Records from a collection:
--- begin ---

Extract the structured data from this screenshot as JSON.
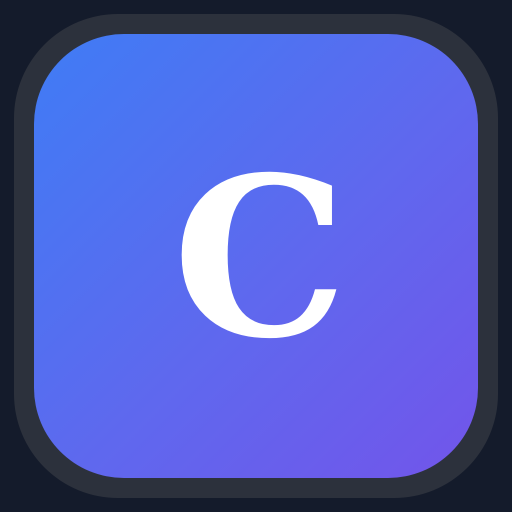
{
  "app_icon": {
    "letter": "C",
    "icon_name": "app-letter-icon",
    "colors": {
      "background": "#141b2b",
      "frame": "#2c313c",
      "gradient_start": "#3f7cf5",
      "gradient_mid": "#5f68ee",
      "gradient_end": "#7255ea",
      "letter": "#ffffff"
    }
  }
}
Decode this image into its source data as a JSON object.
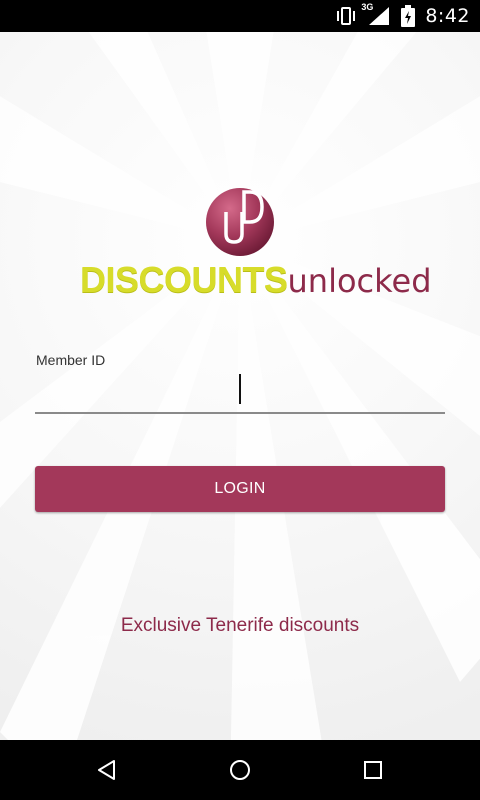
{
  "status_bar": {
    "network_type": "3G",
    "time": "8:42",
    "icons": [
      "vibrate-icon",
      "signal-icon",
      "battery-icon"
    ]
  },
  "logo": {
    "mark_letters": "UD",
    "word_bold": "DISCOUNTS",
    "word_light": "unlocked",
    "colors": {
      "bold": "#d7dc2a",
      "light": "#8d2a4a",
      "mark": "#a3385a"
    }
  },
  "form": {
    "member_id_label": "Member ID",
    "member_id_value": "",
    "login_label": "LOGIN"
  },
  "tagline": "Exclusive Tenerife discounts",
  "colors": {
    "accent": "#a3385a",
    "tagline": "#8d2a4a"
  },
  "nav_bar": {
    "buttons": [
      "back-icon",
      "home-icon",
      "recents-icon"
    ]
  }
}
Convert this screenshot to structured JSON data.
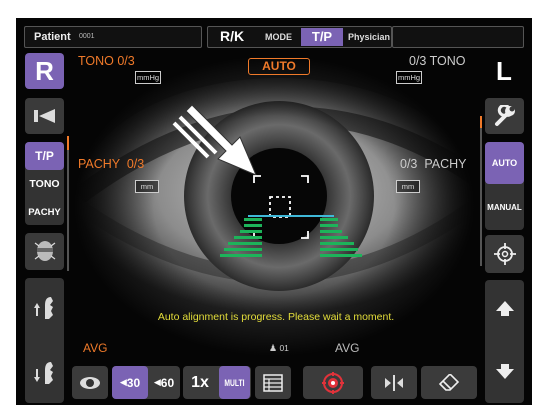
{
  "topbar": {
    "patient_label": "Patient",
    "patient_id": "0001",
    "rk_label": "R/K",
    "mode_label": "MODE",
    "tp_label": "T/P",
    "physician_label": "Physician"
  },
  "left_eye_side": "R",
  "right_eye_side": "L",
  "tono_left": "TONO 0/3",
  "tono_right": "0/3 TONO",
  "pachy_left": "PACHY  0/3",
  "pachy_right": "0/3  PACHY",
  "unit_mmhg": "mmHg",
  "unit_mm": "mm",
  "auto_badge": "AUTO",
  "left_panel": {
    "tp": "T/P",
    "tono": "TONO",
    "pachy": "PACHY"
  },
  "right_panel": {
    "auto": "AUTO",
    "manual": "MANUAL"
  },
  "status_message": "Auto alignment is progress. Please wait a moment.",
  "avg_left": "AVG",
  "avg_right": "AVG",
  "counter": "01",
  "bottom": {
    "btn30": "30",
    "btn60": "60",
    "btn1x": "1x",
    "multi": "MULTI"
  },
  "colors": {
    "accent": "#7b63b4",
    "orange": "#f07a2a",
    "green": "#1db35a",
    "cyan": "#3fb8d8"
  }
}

--- end ---
--- begin ---

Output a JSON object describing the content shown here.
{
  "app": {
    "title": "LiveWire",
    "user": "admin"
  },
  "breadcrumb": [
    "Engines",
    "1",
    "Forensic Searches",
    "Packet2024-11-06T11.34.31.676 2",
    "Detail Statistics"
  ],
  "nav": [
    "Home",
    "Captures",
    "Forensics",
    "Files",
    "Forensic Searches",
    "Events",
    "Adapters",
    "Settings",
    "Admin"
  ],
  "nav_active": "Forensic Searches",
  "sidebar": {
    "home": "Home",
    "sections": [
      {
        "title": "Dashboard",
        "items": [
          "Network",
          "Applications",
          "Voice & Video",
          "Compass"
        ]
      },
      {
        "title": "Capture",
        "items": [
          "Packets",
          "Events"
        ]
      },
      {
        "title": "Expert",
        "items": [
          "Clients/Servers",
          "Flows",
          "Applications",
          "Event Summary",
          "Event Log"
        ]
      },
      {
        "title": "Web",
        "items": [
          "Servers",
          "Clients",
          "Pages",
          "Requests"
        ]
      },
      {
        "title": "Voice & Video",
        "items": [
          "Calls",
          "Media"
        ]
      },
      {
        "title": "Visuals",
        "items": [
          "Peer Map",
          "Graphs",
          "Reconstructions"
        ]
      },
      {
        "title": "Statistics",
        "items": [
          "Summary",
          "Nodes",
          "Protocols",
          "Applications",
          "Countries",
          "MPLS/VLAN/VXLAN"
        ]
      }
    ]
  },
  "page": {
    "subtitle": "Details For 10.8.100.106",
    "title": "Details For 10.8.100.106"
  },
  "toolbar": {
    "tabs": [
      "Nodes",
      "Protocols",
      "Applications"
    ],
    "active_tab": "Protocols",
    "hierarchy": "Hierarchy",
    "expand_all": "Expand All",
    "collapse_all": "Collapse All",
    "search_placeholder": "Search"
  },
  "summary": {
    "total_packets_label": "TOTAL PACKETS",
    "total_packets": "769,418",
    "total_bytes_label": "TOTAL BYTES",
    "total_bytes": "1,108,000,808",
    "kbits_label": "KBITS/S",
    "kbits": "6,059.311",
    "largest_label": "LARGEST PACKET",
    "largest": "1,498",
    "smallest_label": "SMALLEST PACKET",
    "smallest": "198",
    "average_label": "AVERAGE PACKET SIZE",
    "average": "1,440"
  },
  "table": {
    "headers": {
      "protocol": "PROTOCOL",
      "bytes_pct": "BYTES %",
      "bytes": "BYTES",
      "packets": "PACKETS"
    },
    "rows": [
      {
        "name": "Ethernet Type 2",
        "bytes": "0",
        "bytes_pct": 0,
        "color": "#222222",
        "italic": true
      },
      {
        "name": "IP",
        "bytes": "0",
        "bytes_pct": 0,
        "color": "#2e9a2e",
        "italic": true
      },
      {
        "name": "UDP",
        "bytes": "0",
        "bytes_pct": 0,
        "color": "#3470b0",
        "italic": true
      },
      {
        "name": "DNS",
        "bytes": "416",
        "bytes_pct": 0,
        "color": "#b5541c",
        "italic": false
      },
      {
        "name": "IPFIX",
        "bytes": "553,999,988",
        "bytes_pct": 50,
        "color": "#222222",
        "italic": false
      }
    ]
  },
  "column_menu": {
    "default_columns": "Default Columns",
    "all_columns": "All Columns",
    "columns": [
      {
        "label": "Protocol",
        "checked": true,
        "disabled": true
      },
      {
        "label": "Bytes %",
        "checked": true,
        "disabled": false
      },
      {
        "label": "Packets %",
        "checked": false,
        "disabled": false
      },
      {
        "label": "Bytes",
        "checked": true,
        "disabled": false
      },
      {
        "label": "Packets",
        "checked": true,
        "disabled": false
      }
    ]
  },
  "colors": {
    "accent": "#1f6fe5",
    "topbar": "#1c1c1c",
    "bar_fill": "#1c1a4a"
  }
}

--- end ---
--- begin ---

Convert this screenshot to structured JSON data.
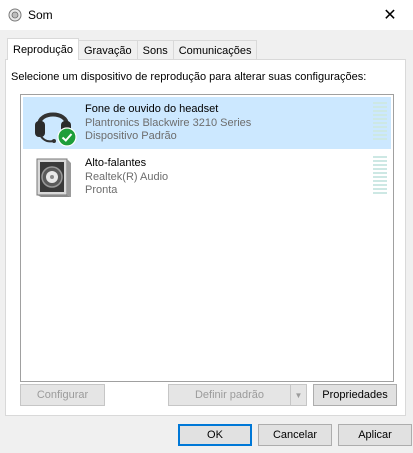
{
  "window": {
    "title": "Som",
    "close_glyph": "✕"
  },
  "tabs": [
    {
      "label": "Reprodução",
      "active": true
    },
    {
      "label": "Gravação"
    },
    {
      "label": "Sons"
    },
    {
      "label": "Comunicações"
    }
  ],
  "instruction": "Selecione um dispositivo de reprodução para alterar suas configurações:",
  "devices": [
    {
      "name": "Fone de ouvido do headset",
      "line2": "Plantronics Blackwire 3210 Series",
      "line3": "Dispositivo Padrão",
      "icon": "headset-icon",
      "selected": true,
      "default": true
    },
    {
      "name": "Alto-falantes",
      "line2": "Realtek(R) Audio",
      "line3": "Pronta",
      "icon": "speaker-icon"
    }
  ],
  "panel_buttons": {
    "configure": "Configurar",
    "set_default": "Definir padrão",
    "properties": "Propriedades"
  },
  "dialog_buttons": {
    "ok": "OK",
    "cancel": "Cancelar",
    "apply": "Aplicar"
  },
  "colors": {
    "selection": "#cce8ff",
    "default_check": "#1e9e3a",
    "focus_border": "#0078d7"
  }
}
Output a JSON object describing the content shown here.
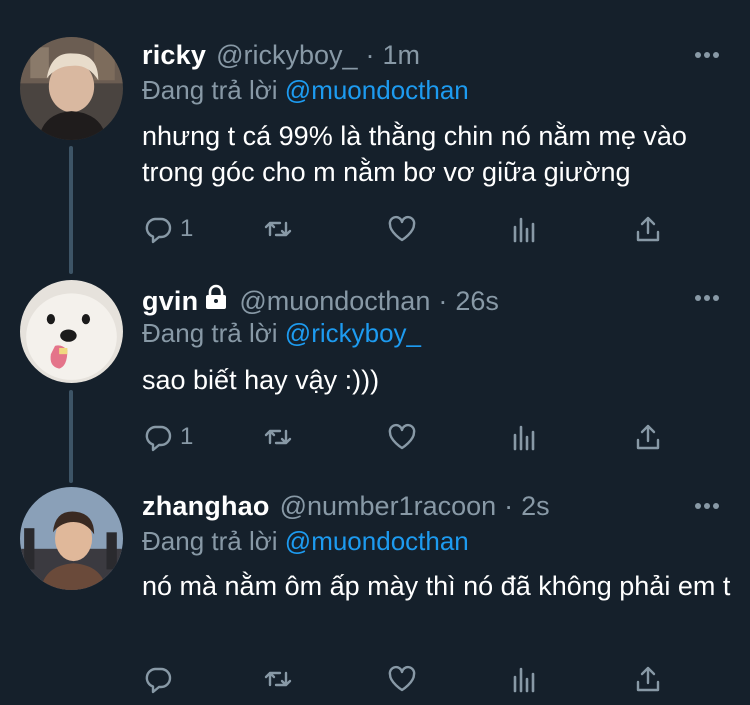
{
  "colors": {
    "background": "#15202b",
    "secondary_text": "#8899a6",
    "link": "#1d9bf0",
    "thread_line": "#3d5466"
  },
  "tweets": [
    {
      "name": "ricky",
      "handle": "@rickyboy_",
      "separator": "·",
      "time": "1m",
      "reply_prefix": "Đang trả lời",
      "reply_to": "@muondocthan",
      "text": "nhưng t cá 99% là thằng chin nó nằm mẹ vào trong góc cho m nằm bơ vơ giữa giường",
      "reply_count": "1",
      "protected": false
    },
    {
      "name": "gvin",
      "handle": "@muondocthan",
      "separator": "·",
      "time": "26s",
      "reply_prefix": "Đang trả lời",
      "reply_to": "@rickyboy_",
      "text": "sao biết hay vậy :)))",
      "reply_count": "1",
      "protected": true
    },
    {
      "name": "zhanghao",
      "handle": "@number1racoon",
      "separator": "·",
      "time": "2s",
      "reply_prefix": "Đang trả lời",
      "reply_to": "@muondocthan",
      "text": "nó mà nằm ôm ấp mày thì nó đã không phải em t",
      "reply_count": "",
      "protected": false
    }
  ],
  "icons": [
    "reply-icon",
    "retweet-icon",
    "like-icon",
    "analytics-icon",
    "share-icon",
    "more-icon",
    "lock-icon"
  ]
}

--- end ---

In the records above, find each line with the word "Details" and copy it.

    "subtitle": "Details For 10.8.100.106",
    "title": "Details For 10.8.100.106"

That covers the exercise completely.